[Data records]
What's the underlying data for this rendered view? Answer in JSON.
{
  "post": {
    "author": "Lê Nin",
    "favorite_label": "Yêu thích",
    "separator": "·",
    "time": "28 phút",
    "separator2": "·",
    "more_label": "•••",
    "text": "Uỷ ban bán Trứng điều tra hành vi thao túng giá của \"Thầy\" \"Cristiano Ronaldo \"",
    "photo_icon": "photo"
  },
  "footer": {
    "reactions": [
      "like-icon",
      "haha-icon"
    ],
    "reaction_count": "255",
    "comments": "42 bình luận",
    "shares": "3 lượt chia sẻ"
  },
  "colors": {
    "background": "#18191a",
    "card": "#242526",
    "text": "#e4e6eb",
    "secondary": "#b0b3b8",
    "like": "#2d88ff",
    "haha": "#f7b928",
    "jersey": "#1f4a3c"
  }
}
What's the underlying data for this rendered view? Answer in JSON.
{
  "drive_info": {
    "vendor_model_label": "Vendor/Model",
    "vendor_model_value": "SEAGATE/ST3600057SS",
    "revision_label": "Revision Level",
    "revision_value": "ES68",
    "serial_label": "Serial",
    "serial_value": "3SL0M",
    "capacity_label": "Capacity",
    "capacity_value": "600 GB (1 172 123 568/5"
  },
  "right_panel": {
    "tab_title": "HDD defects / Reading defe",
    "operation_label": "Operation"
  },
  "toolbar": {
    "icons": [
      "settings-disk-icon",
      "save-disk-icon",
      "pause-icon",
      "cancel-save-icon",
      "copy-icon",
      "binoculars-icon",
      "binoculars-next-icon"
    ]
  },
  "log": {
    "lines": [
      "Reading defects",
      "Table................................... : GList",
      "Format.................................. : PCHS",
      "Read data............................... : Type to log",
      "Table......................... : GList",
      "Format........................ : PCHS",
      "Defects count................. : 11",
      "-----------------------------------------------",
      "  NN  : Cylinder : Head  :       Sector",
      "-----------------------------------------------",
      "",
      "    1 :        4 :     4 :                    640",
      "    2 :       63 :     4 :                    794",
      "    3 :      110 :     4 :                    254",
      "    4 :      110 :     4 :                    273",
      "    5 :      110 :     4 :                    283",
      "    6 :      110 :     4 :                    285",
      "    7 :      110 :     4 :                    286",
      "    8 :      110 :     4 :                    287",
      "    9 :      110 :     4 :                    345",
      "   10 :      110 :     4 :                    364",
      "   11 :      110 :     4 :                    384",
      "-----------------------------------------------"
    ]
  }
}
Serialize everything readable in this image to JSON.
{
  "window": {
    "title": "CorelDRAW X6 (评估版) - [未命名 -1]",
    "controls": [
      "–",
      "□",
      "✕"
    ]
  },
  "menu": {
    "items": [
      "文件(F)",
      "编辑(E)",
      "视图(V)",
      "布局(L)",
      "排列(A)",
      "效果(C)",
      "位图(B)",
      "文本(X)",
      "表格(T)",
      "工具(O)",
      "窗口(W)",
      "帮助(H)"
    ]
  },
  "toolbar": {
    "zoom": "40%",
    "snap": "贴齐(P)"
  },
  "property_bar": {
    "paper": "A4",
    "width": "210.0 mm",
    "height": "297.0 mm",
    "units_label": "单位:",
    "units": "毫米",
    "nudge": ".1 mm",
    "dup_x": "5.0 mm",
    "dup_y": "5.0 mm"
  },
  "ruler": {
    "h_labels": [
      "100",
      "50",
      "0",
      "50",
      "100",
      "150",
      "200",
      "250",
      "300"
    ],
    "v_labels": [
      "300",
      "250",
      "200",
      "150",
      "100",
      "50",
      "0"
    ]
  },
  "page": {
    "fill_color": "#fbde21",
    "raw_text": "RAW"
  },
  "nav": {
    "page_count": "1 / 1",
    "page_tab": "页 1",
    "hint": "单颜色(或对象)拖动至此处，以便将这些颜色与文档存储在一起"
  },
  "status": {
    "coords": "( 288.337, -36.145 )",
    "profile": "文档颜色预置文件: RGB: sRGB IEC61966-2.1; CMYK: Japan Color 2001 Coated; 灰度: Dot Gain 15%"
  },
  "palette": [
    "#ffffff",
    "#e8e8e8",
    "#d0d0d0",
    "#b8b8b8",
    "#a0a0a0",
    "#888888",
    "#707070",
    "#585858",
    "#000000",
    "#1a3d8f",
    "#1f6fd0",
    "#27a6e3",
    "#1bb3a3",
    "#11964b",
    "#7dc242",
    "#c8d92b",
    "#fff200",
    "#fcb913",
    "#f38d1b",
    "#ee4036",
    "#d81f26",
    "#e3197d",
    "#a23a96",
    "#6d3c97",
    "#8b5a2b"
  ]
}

## What the task asks:
Print every record exactly as it was given.

## Complete output:
What's the underlying data for this rendered view? Answer in JSON.
{
  "post": {
    "author": "Lê Nin",
    "favorite_label": "Yêu thích",
    "separator": "·",
    "time": "28 phút",
    "separator2": "·",
    "more_label": "•••",
    "text": "Uỷ ban bán Trứng điều tra hành vi thao túng giá của \"Thầy\" \"Cristiano Ronaldo \"",
    "photo_icon": "photo"
  },
  "footer": {
    "reactions": [
      "like-icon",
      "haha-icon"
    ],
    "reaction_count": "255",
    "comments": "42 bình luận",
    "shares": "3 lượt chia sẻ"
  },
  "colors": {
    "background": "#18191a",
    "card": "#242526",
    "text": "#e4e6eb",
    "secondary": "#b0b3b8",
    "like": "#2d88ff",
    "haha": "#f7b928",
    "jersey": "#1f4a3c"
  }
}
What's the underlying data for this rendered view? Answer in JSON.
{
  "drive_info": {
    "vendor_model_label": "Vendor/Model",
    "vendor_model_value": "SEAGATE/ST3600057SS",
    "revision_label": "Revision Level",
    "revision_value": "ES68",
    "serial_label": "Serial",
    "serial_value": "3SL0M",
    "capacity_label": "Capacity",
    "capacity_value": "600 GB (1 172 123 568/5"
  },
  "right_panel": {
    "tab_title": "HDD defects / Reading defe",
    "operation_label": "Operation"
  },
  "toolbar": {
    "icons": [
      "settings-disk-icon",
      "save-disk-icon",
      "pause-icon",
      "cancel-save-icon",
      "copy-icon",
      "binoculars-icon",
      "binoculars-next-icon"
    ]
  },
  "log": {
    "lines": [
      "Reading defects",
      "Table................................... : GList",
      "Format.................................. : PCHS",
      "Read data............................... : Type to log",
      "Table......................... : GList",
      "Format........................ : PCHS",
      "Defects count................. : 11",
      "-----------------------------------------------",
      "  NN  : Cylinder : Head  :       Sector",
      "-----------------------------------------------",
      "",
      "    1 :        4 :     4 :                    640",
      "    2 :       63 :     4 :                    794",
      "    3 :      110 :     4 :                    254",
      "    4 :      110 :     4 :                    273",
      "    5 :      110 :     4 :                    283",
      "    6 :      110 :     4 :                    285",
      "    7 :      110 :     4 :                    286",
      "    8 :      110 :     4 :                    287",
      "    9 :      110 :     4 :                    345",
      "   10 :      110 :     4 :                    364",
      "   11 :      110 :     4 :                    384",
      "-----------------------------------------------"
    ]
  }
}
Serialize everything readable in this image to JSON.
{
  "window": {
    "title": "CorelDRAW X6 (评估版) - [未命名 -1]",
    "controls": [
      "–",
      "□",
      "✕"
    ]
  },
  "menu": {
    "items": [
      "文件(F)",
      "编辑(E)",
      "视图(V)",
      "布局(L)",
      "排列(A)",
      "效果(C)",
      "位图(B)",
      "文本(X)",
      "表格(T)",
      "工具(O)",
      "窗口(W)",
      "帮助(H)"
    ]
  },
  "toolbar": {
    "zoom": "40%",
    "snap": "贴齐(P)"
  },
  "property_bar": {
    "paper": "A4",
    "width": "210.0 mm",
    "height": "297.0 mm",
    "units_label": "单位:",
    "units": "毫米",
    "nudge": ".1 mm",
    "dup_x": "5.0 mm",
    "dup_y": "5.0 mm"
  },
  "ruler": {
    "h_labels": [
      "100",
      "50",
      "0",
      "50",
      "100",
      "150",
      "200",
      "250",
      "300"
    ],
    "v_labels": [
      "300",
      "250",
      "200",
      "150",
      "100",
      "50",
      "0"
    ]
  },
  "page": {
    "fill_color": "#fbde21",
    "raw_text": "RAW"
  },
  "nav": {
    "page_count": "1 / 1",
    "page_tab": "页 1",
    "hint": "单颜色(或对象)拖动至此处，以便将这些颜色与文档存储在一起"
  },
  "status": {
    "coords": "( 288.337, -36.145 )",
    "profile": "文档颜色预置文件: RGB: sRGB IEC61966-2.1; CMYK: Japan Color 2001 Coated; 灰度: Dot Gain 15%"
  },
  "palette": [
    "#ffffff",
    "#e8e8e8",
    "#d0d0d0",
    "#b8b8b8",
    "#a0a0a0",
    "#888888",
    "#707070",
    "#585858",
    "#000000",
    "#1a3d8f",
    "#1f6fd0",
    "#27a6e3",
    "#1bb3a3",
    "#11964b",
    "#7dc242",
    "#c8d92b",
    "#fff200",
    "#fcb913",
    "#f38d1b",
    "#ee4036",
    "#d81f26",
    "#e3197d",
    "#a23a96",
    "#6d3c97",
    "#8b5a2b"
  ]
}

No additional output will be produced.